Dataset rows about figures
● ● ● ●

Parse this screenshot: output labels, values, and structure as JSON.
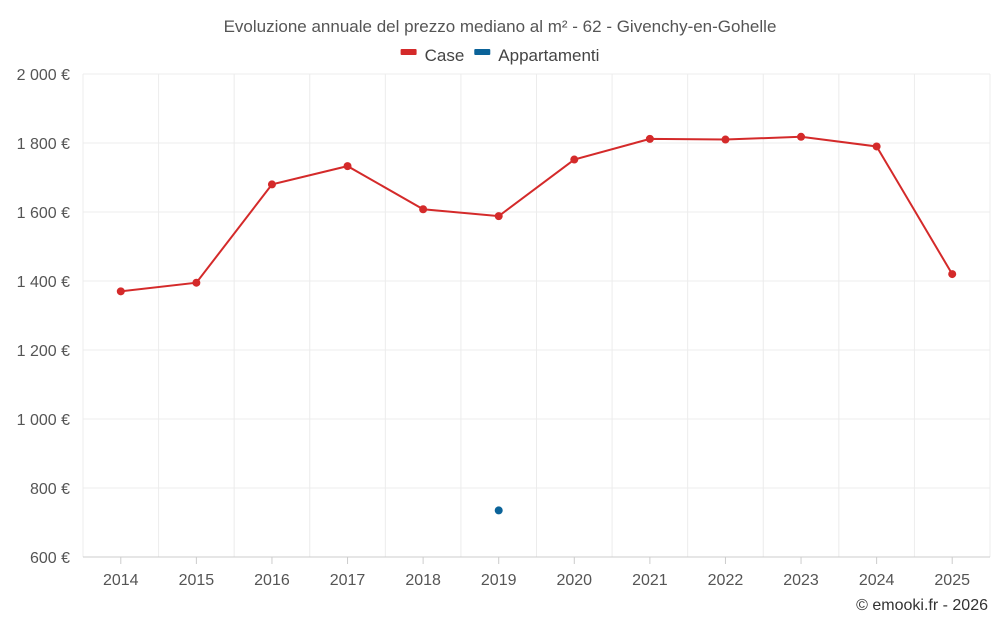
{
  "chart_data": {
    "type": "line",
    "title": "Evoluzione annuale del prezzo mediano al m² - 62 - Givenchy-en-Gohelle",
    "categories": [
      "2014",
      "2015",
      "2016",
      "2017",
      "2018",
      "2019",
      "2020",
      "2021",
      "2022",
      "2023",
      "2024",
      "2025"
    ],
    "series": [
      {
        "name": "Case",
        "color": "#d42a2a",
        "values": [
          1370,
          1395,
          1680,
          1733,
          1608,
          1588,
          1752,
          1812,
          1810,
          1818,
          1790,
          1420
        ]
      },
      {
        "name": "Appartamenti",
        "color": "#0b6399",
        "values": [
          null,
          null,
          null,
          null,
          null,
          735,
          null,
          null,
          null,
          null,
          null,
          null
        ]
      }
    ],
    "ylim": [
      600,
      2000
    ],
    "yticks": [
      600,
      800,
      1000,
      1200,
      1400,
      1600,
      1800,
      2000
    ],
    "ytick_labels": [
      "600 €",
      "800 €",
      "1 000 €",
      "1 200 €",
      "1 400 €",
      "1 600 €",
      "1 800 €",
      "2 000 €"
    ],
    "xlabel": "",
    "ylabel": "",
    "grid": true,
    "legend_position": "top-center"
  },
  "credit": "© emooki.fr - 2026"
}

● ● ● ●

Reproduce all of the material exactly, apart from the pictures.

Parse this screenshot: output labels, values, and structure as JSON.
{
  "chart_data": {
    "type": "line",
    "title": "Evoluzione annuale del prezzo mediano al m² - 62 - Givenchy-en-Gohelle",
    "categories": [
      "2014",
      "2015",
      "2016",
      "2017",
      "2018",
      "2019",
      "2020",
      "2021",
      "2022",
      "2023",
      "2024",
      "2025"
    ],
    "series": [
      {
        "name": "Case",
        "color": "#d42a2a",
        "values": [
          1370,
          1395,
          1680,
          1733,
          1608,
          1588,
          1752,
          1812,
          1810,
          1818,
          1790,
          1420
        ]
      },
      {
        "name": "Appartamenti",
        "color": "#0b6399",
        "values": [
          null,
          null,
          null,
          null,
          null,
          735,
          null,
          null,
          null,
          null,
          null,
          null
        ]
      }
    ],
    "ylim": [
      600,
      2000
    ],
    "yticks": [
      600,
      800,
      1000,
      1200,
      1400,
      1600,
      1800,
      2000
    ],
    "ytick_labels": [
      "600 €",
      "800 €",
      "1 000 €",
      "1 200 €",
      "1 400 €",
      "1 600 €",
      "1 800 €",
      "2 000 €"
    ],
    "xlabel": "",
    "ylabel": "",
    "grid": true,
    "legend_position": "top-center"
  },
  "credit": "© emooki.fr - 2026"
}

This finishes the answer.